__所給短文__:
+===+

學思大爺是我們村子裡的一個外家姓的大爺。大爺姓初,這個姓很少見,我在外地工作幾十年,當過20多年的老師,也從來沒見到過和他同姓的。在我們村,也就他和他的堂兄兩家。

學思大爺的長相非常有特點,豹頭環眼,絡腮鬍須,厚唇圓臉,聲若洪鐘,簡直比《三國演義》中的張飛還張飛,比《水滸傳》中的李逵還李逵。但學思大爺的性格、脾氣和為人卻與張飛李逵截然不同,屬於沒有脾氣或脾氣特好的那種。用孔夫子的話說,就是「仁義禮智信」「溫良恭儉讓」。深得村里人的尊敬和愛戴。

學思大爺在家可不是一個愛操心的人,也算不上是一個勤快的人。心很大,從來不憂不愁,啥事也不大放在心裡,屬於「油瓶倒了不扶」的性格。我的那位大娘,我們卻叫她大姨的沒少嘮叨他,可他也沒改變多少。

學思大爺在村里人的眼中、心中卻是一個非常值得信賴的人,一個很正直的人,一個厚道的人,一個善良的人,一個風趣的人,一個健談的人,一個愛說愛笑、和誰都能合得來的人。村里人對他的稱讚和好評那叫首屈一指。

學思大爺上過私塾,識文撰字,文化不高,但能寫會算。他在村里生產隊領導班子裡擔任保管,幾十年穩坐釣魚船,成為「八朝元老」,無人替代,這在廣大的鄉村都是一個奇蹟。可見,村里人對他是多麼的信賴。

學思大爺是一本歷史教科書,跟他一起幹活,你有聽不完的歷史故事。

+===+

__任務目標__: 把上面這篇寫學思大爺的短文中以「學思大爺上過私塾」開頭的那一段改寫成條列，保留主要事實。

+===+

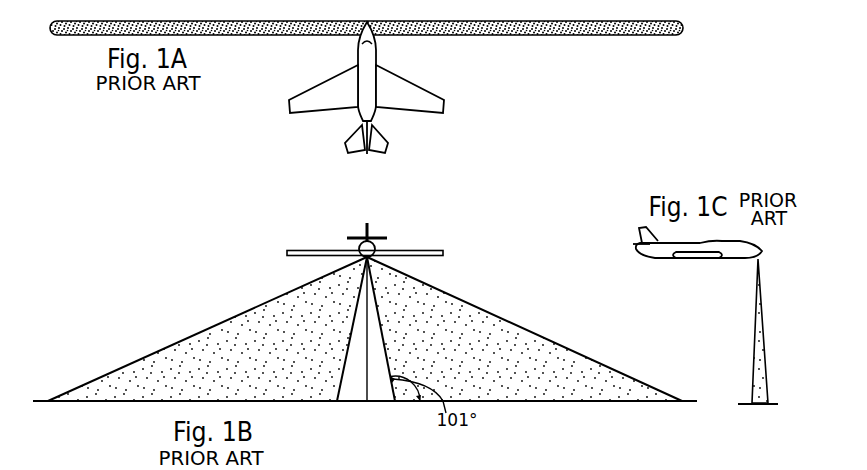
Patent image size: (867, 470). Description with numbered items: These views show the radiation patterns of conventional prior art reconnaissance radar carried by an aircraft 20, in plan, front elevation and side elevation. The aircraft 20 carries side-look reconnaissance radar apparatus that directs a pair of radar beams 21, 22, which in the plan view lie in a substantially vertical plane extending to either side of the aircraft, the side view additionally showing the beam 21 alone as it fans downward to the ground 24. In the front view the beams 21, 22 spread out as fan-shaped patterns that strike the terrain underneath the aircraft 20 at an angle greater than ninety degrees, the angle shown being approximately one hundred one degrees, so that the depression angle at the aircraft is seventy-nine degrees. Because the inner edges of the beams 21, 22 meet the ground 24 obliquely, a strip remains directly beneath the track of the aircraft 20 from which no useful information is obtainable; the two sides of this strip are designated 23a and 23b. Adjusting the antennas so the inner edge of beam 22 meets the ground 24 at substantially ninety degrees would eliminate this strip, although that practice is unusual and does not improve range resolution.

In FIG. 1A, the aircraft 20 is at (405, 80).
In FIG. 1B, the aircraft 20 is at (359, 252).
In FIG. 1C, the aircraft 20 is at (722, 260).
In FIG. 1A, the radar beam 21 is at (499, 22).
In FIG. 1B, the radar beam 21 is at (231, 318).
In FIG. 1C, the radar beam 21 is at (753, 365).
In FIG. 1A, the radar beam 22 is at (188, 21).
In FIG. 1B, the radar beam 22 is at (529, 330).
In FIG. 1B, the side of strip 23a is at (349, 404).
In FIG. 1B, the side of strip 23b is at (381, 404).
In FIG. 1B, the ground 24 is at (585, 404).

+===+

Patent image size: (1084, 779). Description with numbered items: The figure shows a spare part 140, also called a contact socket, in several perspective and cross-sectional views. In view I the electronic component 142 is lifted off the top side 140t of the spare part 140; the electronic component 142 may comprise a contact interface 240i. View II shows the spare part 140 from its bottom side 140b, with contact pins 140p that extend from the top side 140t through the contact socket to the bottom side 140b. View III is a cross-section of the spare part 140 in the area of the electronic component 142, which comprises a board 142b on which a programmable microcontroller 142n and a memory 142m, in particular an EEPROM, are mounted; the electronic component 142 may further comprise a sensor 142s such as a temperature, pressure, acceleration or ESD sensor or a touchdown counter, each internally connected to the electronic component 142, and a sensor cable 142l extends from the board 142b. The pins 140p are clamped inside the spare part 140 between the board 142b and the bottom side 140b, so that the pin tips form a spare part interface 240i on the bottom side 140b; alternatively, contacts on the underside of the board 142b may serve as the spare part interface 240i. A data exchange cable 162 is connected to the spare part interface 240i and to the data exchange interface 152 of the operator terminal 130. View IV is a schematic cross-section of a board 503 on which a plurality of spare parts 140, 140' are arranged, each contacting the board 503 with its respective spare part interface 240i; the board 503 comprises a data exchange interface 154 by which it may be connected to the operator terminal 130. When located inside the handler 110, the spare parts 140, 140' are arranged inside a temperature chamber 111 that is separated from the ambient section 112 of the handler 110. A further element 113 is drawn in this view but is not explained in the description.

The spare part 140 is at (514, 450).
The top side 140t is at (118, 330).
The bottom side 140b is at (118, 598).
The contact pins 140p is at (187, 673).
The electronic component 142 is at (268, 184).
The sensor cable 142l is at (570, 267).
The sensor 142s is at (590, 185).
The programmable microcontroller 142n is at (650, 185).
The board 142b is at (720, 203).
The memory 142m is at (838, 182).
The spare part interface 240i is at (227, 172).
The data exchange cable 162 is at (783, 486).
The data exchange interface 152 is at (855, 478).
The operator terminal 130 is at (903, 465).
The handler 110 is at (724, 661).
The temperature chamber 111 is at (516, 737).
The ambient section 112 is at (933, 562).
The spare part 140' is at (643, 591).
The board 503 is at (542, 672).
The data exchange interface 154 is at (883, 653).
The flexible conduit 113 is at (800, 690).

+===+

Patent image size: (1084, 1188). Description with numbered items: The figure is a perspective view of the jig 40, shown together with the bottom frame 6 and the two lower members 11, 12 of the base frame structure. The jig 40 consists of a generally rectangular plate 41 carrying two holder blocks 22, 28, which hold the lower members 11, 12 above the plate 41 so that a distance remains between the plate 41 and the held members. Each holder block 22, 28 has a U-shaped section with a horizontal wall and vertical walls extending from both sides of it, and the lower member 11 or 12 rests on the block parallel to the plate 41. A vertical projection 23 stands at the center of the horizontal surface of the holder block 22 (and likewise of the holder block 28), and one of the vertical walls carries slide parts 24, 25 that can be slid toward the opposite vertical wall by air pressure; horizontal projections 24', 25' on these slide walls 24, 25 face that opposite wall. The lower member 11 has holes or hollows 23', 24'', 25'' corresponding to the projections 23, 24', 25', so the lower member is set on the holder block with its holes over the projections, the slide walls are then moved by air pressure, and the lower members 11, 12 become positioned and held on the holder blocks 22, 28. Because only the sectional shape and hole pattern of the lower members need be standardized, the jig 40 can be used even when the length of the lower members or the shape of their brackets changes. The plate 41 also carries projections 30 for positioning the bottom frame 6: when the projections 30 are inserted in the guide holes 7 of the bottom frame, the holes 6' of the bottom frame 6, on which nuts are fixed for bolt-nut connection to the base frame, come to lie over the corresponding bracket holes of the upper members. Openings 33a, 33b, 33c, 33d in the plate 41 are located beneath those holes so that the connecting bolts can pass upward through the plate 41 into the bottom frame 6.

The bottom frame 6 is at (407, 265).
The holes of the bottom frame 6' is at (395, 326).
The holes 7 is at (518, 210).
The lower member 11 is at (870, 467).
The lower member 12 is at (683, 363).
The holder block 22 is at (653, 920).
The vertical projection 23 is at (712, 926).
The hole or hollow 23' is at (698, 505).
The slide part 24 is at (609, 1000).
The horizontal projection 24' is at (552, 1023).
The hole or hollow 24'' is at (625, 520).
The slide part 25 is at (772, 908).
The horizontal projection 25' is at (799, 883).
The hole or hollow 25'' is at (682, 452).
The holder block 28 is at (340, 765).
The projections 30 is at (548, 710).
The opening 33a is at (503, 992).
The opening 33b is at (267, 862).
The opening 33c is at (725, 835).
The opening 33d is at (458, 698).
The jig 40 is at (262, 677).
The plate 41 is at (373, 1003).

+===+

__回答__:
- 學思大爺上過私塾，識字，文化不高，但能寫會算。
- 他在村裡生產隊領導班子擔任保管幾十年，成為「八朝元老」，無人替代。
- 這在廣大鄉村是一個奇蹟，可見村裡人非常信賴他。